* begin TEXT EXCERPT *

[Written in 2014 on my return to Paradise after an absence of over 60 years.]
I drive the Skyway to the town named Paradise,
park his car at the canyon’s rim, and sit awhile
in the hot silence of the afternoon looking out
at the Sierra mountains where, in June, the winter lingers.
On the seat beside me a well-taped cardboard cube
contains what remains of my father. I climb out
and, taking the cube under my arm, begin to climb
down the canyon’s lava wall to the stream below.
The going is slow, but we get to the bottom by and by
and sitting on some moss, we rest awhile, the cube and I,
beside the snow-chilled stream.
– – My Father
There are two ways into Paradise, the back way and the Skyway. When you can you take the Skyway but the back way will get you there just the same. When I moved back to Paradise after being gone for more than 60 years everything had changed but nothing had changed. Superimposed over Paradise as it is was Paradise as it was. Not everywhere but in the rise and roll of the land and roads; in the place names and the clearings, in the canyons and the crests. Paradise past was there in the overlay, in that “certain slant of light” where you see what is not there layered over what is. Because it what Paradise was in those past, gone years is still there; in moments that appear unbidden and “fade upon the blowing of the horn.”

* end TEXT EXCERPT *

# WRITTEN PROBLEM 1
According to the Paradise passage, what are the two ways into Paradise?
# WRITTEN PROBLEM 2
Repeat the Paradise passage verbatim from "[Written in 2014" up to and including "the snow-chilled stream.".
The data placed after this passage comes from a separate source.

* begin DATASET CONTENT *

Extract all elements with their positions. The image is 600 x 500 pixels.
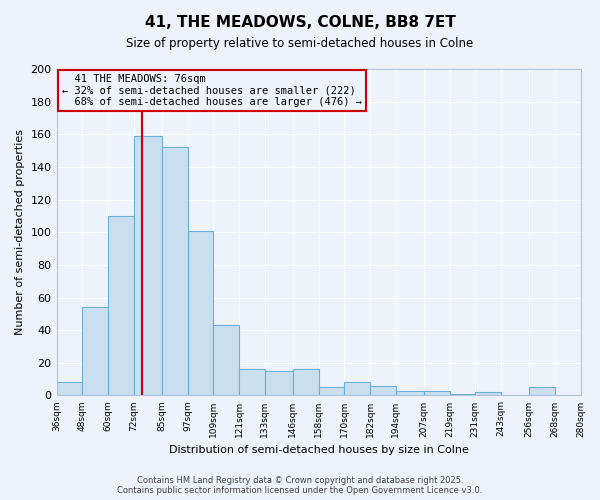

* end DATASET CONTENT *

# TASK OUTPUT 1
The back way and the Skyway.

# TASK OUTPUT 2
[Written in 2014 on my return to Paradise after an absence of over 60 years.]
I drive the Skyway to the town named Paradise,
park his car at the canyon’s rim, and sit awhile
in the hot silence of the afternoon looking out
at the Sierra mountains where, in June, the winter lingers.
On the seat beside me a well-taped cardboard cube
contains what remains of my father. I climb out
and, taking the cube under my arm, begin to climb
down the canyon’s lava wall to the stream below.
The going is slow, but we get to the bottom by and by
and sitting on some moss, we rest awhile, the cube and I,
beside the snow-chilled stream.